STATED PROBLEM:
What you return should match every record exactly, with the images removed.

RECORDS SUPPLIED:
(begin)

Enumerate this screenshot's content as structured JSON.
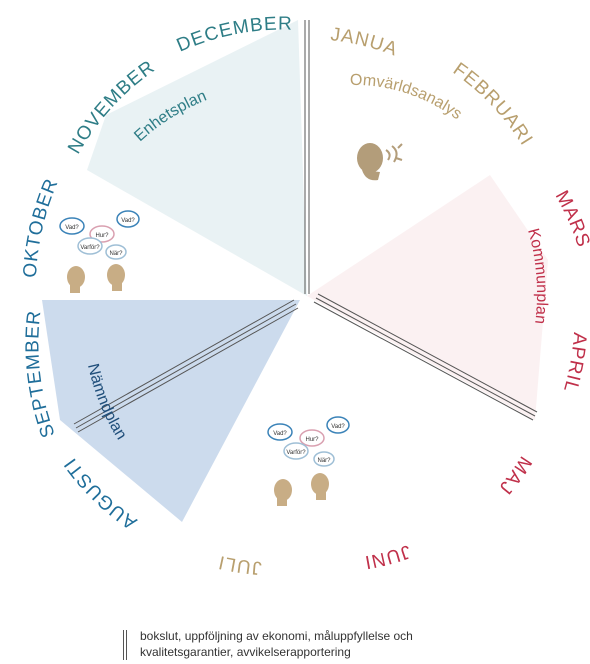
{
  "months": [
    "JANUARI",
    "FEBRUARI",
    "MARS",
    "APRIL",
    "MAJ",
    "JUNI",
    "JULI",
    "AUGUSTI",
    "SEPTEMBER",
    "OKTOBER",
    "NOVEMBER",
    "DECEMBER"
  ],
  "phases": {
    "omvarldsanalys": "Omvärldsanalys",
    "kommunplan": "Kommunplan",
    "namndplan": "Nämndplan",
    "enhetsplan": "Enhetsplan"
  },
  "bubbles": [
    "Vad?",
    "Hur?",
    "Varför?",
    "När?"
  ],
  "legend": {
    "line1": "bokslut, uppföljning av ekonomi, måluppfyllelse och",
    "line2": "kvalitetsgarantier, avvikelserapportering"
  },
  "colors": {
    "teal": "#2e7d86",
    "tan": "#b89f6e",
    "red": "#c0304a",
    "blue": "#1f6e9a",
    "sector_teal": "#e7f1f3",
    "sector_pink": "#fbf0f1",
    "sector_blue": "#c9d9ec",
    "divider": "#555555"
  },
  "icons": [
    "head-silhouette-icon",
    "speech-bubble-icon"
  ]
}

(end)

TASK SOLUTION:
Enumerate this screenshot's content as structured JSON.
{
  "months": [
    "JANUARI",
    "FEBRUARI",
    "MARS",
    "APRIL",
    "MAJ",
    "JUNI",
    "JULI",
    "AUGUSTI",
    "SEPTEMBER",
    "OKTOBER",
    "NOVEMBER",
    "DECEMBER"
  ],
  "phases": {
    "omvarldsanalys": "Omvärldsanalys",
    "kommunplan": "Kommunplan",
    "namndplan": "Nämndplan",
    "enhetsplan": "Enhetsplan"
  },
  "bubbles": [
    "Vad?",
    "Hur?",
    "Varför?",
    "När?"
  ],
  "legend": {
    "line1": "bokslut, uppföljning av ekonomi, måluppfyllelse och",
    "line2": "kvalitetsgarantier, avvikelserapportering"
  },
  "colors": {
    "teal": "#2e7d86",
    "tan": "#b89f6e",
    "red": "#c0304a",
    "blue": "#1f6e9a",
    "sector_teal": "#e7f1f3",
    "sector_pink": "#fbf0f1",
    "sector_blue": "#c9d9ec",
    "divider": "#555555"
  },
  "icons": [
    "head-silhouette-icon",
    "speech-bubble-icon"
  ]
}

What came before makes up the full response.